# WHAT YOU WILL DO
Copy out the complete listing, word for word.

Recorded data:
'''

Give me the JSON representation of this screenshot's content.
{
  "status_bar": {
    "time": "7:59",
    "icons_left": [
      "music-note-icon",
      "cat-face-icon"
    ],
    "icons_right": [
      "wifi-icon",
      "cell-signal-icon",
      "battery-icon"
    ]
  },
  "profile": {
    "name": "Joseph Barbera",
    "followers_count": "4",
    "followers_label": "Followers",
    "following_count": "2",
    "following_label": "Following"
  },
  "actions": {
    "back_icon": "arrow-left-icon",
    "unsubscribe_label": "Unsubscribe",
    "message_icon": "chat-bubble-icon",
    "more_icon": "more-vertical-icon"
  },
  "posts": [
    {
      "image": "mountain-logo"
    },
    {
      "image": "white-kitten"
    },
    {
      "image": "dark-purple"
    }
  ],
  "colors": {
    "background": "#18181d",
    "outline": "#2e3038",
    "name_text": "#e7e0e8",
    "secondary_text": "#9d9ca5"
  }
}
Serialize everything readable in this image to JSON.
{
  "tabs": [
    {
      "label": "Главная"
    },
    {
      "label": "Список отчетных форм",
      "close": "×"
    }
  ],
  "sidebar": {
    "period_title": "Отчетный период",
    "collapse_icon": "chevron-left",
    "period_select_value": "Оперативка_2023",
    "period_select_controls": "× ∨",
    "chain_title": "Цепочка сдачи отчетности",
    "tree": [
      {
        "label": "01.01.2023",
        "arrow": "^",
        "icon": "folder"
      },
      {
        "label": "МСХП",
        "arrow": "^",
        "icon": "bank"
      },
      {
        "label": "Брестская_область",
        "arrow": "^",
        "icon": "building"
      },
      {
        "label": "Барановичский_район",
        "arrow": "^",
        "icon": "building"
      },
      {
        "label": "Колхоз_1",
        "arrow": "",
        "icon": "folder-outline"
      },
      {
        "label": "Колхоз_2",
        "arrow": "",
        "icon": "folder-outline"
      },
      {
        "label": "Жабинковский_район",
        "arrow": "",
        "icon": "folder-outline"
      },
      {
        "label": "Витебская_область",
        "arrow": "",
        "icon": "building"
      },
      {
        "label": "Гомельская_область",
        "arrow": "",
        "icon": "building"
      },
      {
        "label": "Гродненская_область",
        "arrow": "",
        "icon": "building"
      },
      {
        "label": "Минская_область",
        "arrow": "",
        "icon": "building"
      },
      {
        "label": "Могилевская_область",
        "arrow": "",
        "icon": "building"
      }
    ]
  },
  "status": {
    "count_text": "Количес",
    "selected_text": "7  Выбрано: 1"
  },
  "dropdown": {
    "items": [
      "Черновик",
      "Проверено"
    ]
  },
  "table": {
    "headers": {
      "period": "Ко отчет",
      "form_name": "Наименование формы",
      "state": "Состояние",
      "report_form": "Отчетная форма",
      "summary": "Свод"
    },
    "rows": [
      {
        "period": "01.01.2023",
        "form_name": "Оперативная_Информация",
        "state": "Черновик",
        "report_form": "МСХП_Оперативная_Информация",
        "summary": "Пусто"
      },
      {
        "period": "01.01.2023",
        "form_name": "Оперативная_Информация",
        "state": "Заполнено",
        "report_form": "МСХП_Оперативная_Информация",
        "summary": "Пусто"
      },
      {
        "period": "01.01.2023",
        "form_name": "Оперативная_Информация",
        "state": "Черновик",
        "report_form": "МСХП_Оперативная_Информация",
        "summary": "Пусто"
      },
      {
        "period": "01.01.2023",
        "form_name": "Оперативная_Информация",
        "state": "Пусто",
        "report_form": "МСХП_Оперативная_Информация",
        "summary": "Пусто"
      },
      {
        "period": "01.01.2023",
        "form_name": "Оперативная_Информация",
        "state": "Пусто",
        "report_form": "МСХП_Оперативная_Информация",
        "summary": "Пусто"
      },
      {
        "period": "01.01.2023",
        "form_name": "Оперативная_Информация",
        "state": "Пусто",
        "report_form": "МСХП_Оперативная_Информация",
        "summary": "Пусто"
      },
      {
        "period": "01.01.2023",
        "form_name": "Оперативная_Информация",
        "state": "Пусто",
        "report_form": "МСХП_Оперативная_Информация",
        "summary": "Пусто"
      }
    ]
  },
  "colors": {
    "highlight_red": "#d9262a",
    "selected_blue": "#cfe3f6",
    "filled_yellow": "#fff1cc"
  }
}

'''

# FINAL RESULT
Give me the JSON representation of this screenshot's content.
{
  "status_bar": {
    "time": "7:59",
    "icons_left": [
      "music-note-icon",
      "cat-face-icon"
    ],
    "icons_right": [
      "wifi-icon",
      "cell-signal-icon",
      "battery-icon"
    ]
  },
  "profile": {
    "name": "Joseph Barbera",
    "followers_count": "4",
    "followers_label": "Followers",
    "following_count": "2",
    "following_label": "Following"
  },
  "actions": {
    "back_icon": "arrow-left-icon",
    "unsubscribe_label": "Unsubscribe",
    "message_icon": "chat-bubble-icon",
    "more_icon": "more-vertical-icon"
  },
  "posts": [
    {
      "image": "mountain-logo"
    },
    {
      "image": "white-kitten"
    },
    {
      "image": "dark-purple"
    }
  ],
  "colors": {
    "background": "#18181d",
    "outline": "#2e3038",
    "name_text": "#e7e0e8",
    "secondary_text": "#9d9ca5"
  }
}
Serialize everything readable in this image to JSON.
{
  "tabs": [
    {
      "label": "Главная"
    },
    {
      "label": "Список отчетных форм",
      "close": "×"
    }
  ],
  "sidebar": {
    "period_title": "Отчетный период",
    "collapse_icon": "chevron-left",
    "period_select_value": "Оперативка_2023",
    "period_select_controls": "× ∨",
    "chain_title": "Цепочка сдачи отчетности",
    "tree": [
      {
        "label": "01.01.2023",
        "arrow": "^",
        "icon": "folder"
      },
      {
        "label": "МСХП",
        "arrow": "^",
        "icon": "bank"
      },
      {
        "label": "Брестская_область",
        "arrow": "^",
        "icon": "building"
      },
      {
        "label": "Барановичский_район",
        "arrow": "^",
        "icon": "building"
      },
      {
        "label": "Колхоз_1",
        "arrow": "",
        "icon": "folder-outline"
      },
      {
        "label": "Колхоз_2",
        "arrow": "",
        "icon": "folder-outline"
      },
      {
        "label": "Жабинковский_район",
        "arrow": "",
        "icon": "folder-outline"
      },
      {
        "label": "Витебская_область",
        "arrow": "",
        "icon": "building"
      },
      {
        "label": "Гомельская_область",
        "arrow": "",
        "icon": "building"
      },
      {
        "label": "Гродненская_область",
        "arrow": "",
        "icon": "building"
      },
      {
        "label": "Минская_область",
        "arrow": "",
        "icon": "building"
      },
      {
        "label": "Могилевская_область",
        "arrow": "",
        "icon": "building"
      }
    ]
  },
  "status": {
    "count_text": "Количес",
    "selected_text": "7  Выбрано: 1"
  },
  "dropdown": {
    "items": [
      "Черновик",
      "Проверено"
    ]
  },
  "table": {
    "headers": {
      "period": "Ко отчет",
      "form_name": "Наименование формы",
      "state": "Состояние",
      "report_form": "Отчетная форма",
      "summary": "Свод"
    },
    "rows": [
      {
        "period": "01.01.2023",
        "form_name": "Оперативная_Информация",
        "state": "Черновик",
        "report_form": "МСХП_Оперативная_Информация",
        "summary": "Пусто"
      },
      {
        "period": "01.01.2023",
        "form_name": "Оперативная_Информация",
        "state": "Заполнено",
        "report_form": "МСХП_Оперативная_Информация",
        "summary": "Пусто"
      },
      {
        "period": "01.01.2023",
        "form_name": "Оперативная_Информация",
        "state": "Черновик",
        "report_form": "МСХП_Оперативная_Информация",
        "summary": "Пусто"
      },
      {
        "period": "01.01.2023",
        "form_name": "Оперативная_Информация",
        "state": "Пусто",
        "report_form": "МСХП_Оперативная_Информация",
        "summary": "Пусто"
      },
      {
        "period": "01.01.2023",
        "form_name": "Оперативная_Информация",
        "state": "Пусто",
        "report_form": "МСХП_Оперативная_Информация",
        "summary": "Пусто"
      },
      {
        "period": "01.01.2023",
        "form_name": "Оперативная_Информация",
        "state": "Пусто",
        "report_form": "МСХП_Оперативная_Информация",
        "summary": "Пусто"
      },
      {
        "period": "01.01.2023",
        "form_name": "Оперативная_Информация",
        "state": "Пусто",
        "report_form": "МСХП_Оперативная_Информация",
        "summary": "Пусто"
      }
    ]
  },
  "colors": {
    "highlight_red": "#d9262a",
    "selected_blue": "#cfe3f6",
    "filled_yellow": "#fff1cc"
  }
}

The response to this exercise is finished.